(Items from a figure collection)
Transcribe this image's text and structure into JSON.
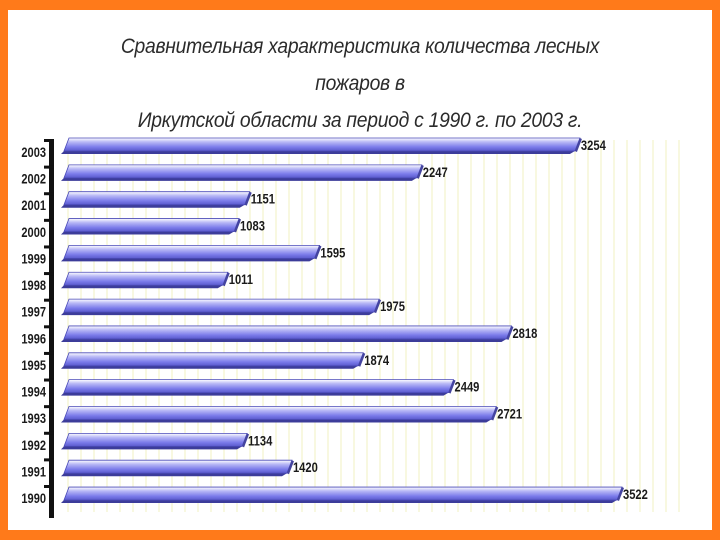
{
  "chart_data": {
    "type": "bar",
    "orientation": "horizontal",
    "title_line1": "Сравнительная характеристика количества лесных пожаров в",
    "title_line2": "Иркутской области за период с 1990 г. по 2003 г.",
    "categories": [
      "2003",
      "2002",
      "2001",
      "2000",
      "1999",
      "1998",
      "1997",
      "1996",
      "1995",
      "1994",
      "1993",
      "1992",
      "1991",
      "1990"
    ],
    "values": [
      3254,
      2247,
      1151,
      1083,
      1595,
      1011,
      1975,
      2818,
      1874,
      2449,
      2721,
      1134,
      1420,
      3522
    ],
    "xlim": [
      0,
      3600
    ],
    "grid": true,
    "bar_color": "#7b7bea",
    "bar_shadow_color": "#3c3c9a",
    "grid_color": "#f2f2c2"
  }
}
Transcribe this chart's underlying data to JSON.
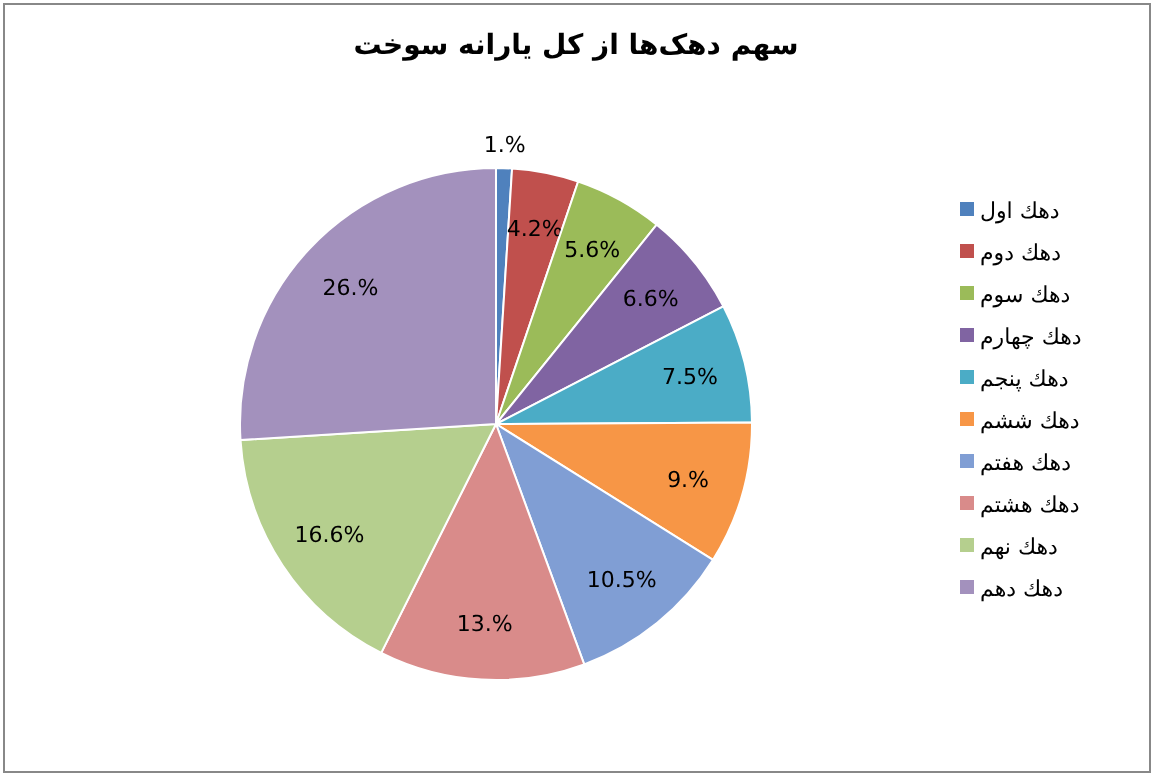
{
  "chart_data": {
    "type": "pie",
    "title": "سهم دهک‌ها از کل یارانه سوخت",
    "categories": [
      "دهك اول",
      "دهك دوم",
      "دهك سوم",
      "دهك چهارم",
      "دهك پنجم",
      "دهك ششم",
      "دهك هفتم",
      "دهك هشتم",
      "دهك نهم",
      "دهك دهم"
    ],
    "values": [
      1,
      4.2,
      5.6,
      6.6,
      7.5,
      9,
      10.5,
      13,
      16.6,
      26
    ],
    "value_labels": [
      "1.%",
      "4.2%",
      "5.6%",
      "6.6%",
      "7.5%",
      "9.%",
      "10.5%",
      "13.%",
      "16.6%",
      "26.%"
    ],
    "colors": [
      "#4f81bd",
      "#c0504d",
      "#9bbb59",
      "#8064a2",
      "#4bacc6",
      "#f79646",
      "#809ed4",
      "#d98b8a",
      "#b5cf8e",
      "#a391bd"
    ],
    "legend": "right"
  }
}
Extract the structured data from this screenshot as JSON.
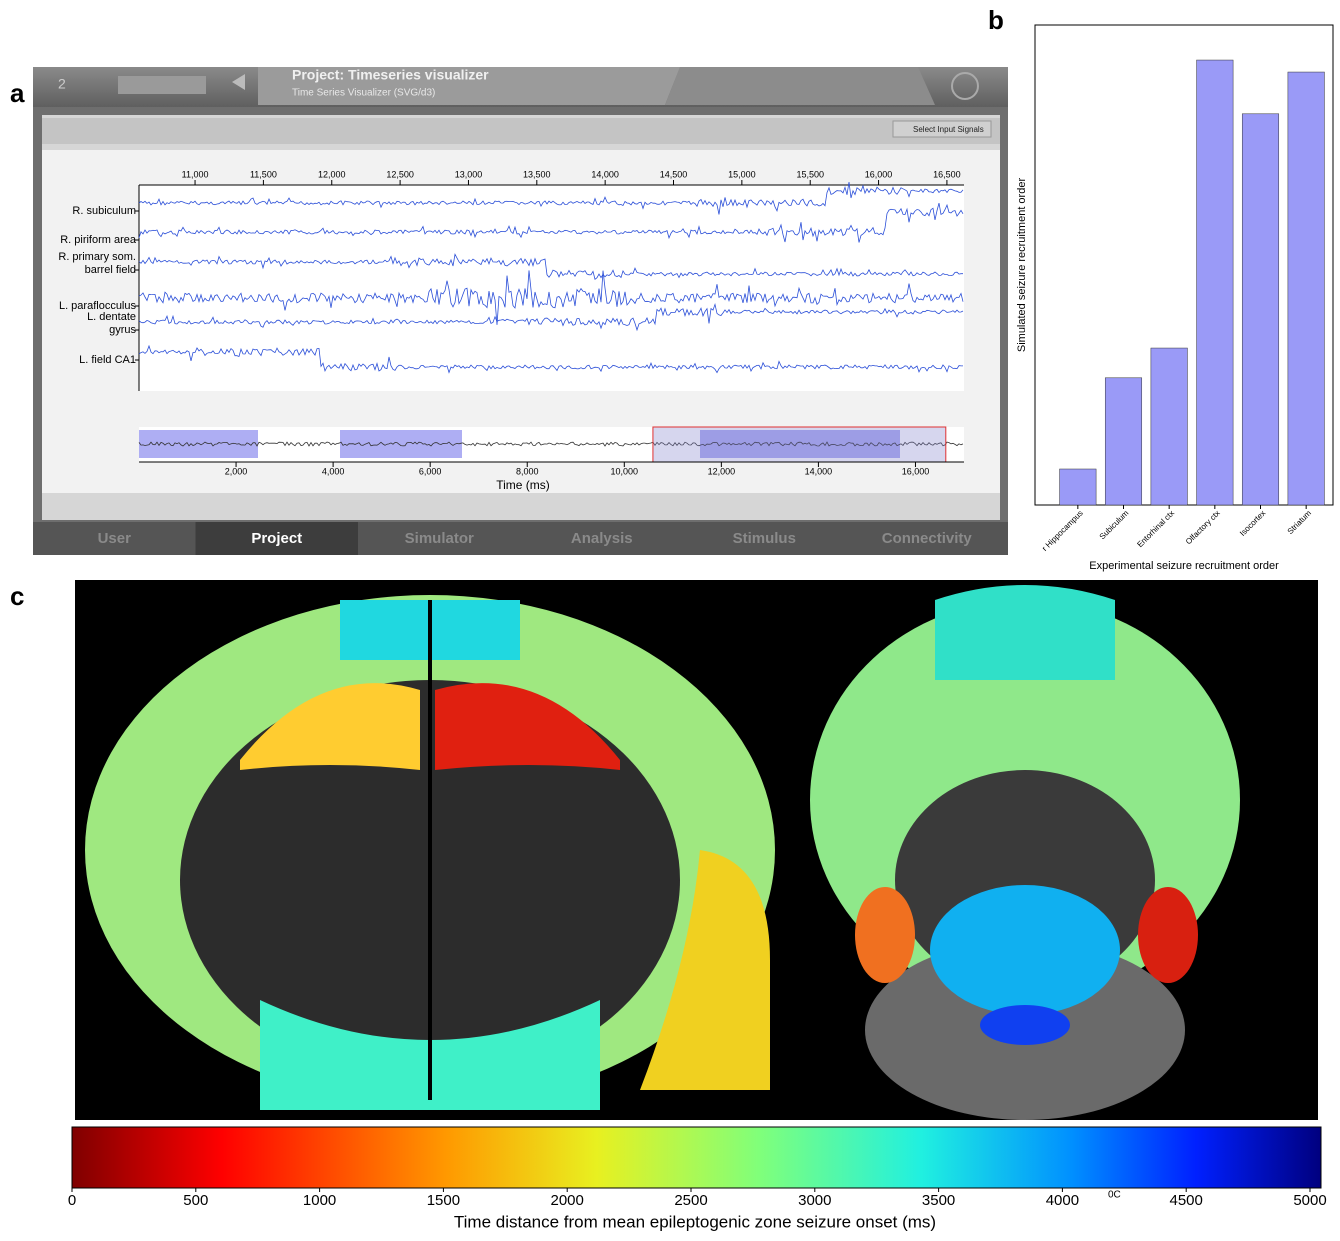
{
  "panel_labels": [
    "a",
    "b",
    "c"
  ],
  "app": {
    "workspace": "2",
    "project_title": "Project: Timeseries visualizer",
    "subtitle": "Time Series Visualizer (SVG/d3)",
    "button": "Select Input Signals",
    "tabs": [
      "User",
      "Project",
      "Simulator",
      "Analysis",
      "Stimulus",
      "Connectivity"
    ],
    "active_tab": 1
  },
  "timeseries": {
    "channels": [
      [
        "R. subiculum"
      ],
      [
        "R. piriform area"
      ],
      [
        "R. primary som.",
        "barrel field"
      ],
      [
        "L. paraflocculus"
      ],
      [
        "L. dentate",
        "gyrus"
      ],
      [
        "L. field CA1"
      ]
    ],
    "xlim": [
      10590,
      16625
    ],
    "xticks": [
      {
        "value": 11000,
        "label": "11,000"
      },
      {
        "value": 11500,
        "label": "11,500"
      },
      {
        "value": 12000,
        "label": "12,000"
      },
      {
        "value": 12500,
        "label": "12,500"
      },
      {
        "value": 13000,
        "label": "13,000"
      },
      {
        "value": 13500,
        "label": "13,500"
      },
      {
        "value": 14000,
        "label": "14,000"
      },
      {
        "value": 14500,
        "label": "14,500"
      },
      {
        "value": 15000,
        "label": "15,000"
      },
      {
        "value": 15500,
        "label": "15,500"
      },
      {
        "value": 16000,
        "label": "16,000"
      },
      {
        "value": 16500,
        "label": "16,500"
      }
    ],
    "overview_xlim": [
      0,
      17000
    ],
    "overview_xticks": [
      {
        "value": 2000,
        "label": "2,000"
      },
      {
        "value": 4000,
        "label": "4,000"
      },
      {
        "value": 6000,
        "label": "6,000"
      },
      {
        "value": 8000,
        "label": "8,000"
      },
      {
        "value": 10000,
        "label": "10,000"
      },
      {
        "value": 12000,
        "label": "12,000"
      },
      {
        "value": 14000,
        "label": "14,000"
      },
      {
        "value": 16000,
        "label": "16,000"
      }
    ],
    "xlabel": "Time (ms)",
    "color": "#2b4fd8"
  },
  "chart_data": {
    "type": "bar",
    "categories": [
      "r Hippocampus",
      "Subiculum",
      "Entorhinal ctx",
      "Olfactory ctx",
      "Isocortex",
      "Striatum"
    ],
    "values": [
      0.075,
      0.265,
      0.327,
      0.927,
      0.815,
      0.902
    ],
    "ylim": [
      0,
      1
    ],
    "color": "#9a9af7",
    "xlabel": "Experimental seizure recruitment order",
    "ylabel": "Simulated seizure recruitment order"
  },
  "colorbar": {
    "lim": [
      0,
      5000
    ],
    "ticks": [
      0,
      500,
      1000,
      1500,
      2000,
      2500,
      3000,
      3500,
      4000,
      4500,
      5000
    ],
    "label": "Time distance from mean epileptogenic zone seizure onset (ms)",
    "annotation": "0C"
  }
}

The problem: From the data above, copy each line that has the string "this".

Exercise output:
Transcribe this image's text and structure into JSON.
Transcribe this chart's underlying data to JSON.
Extract the structured data from this screenshot as JSON.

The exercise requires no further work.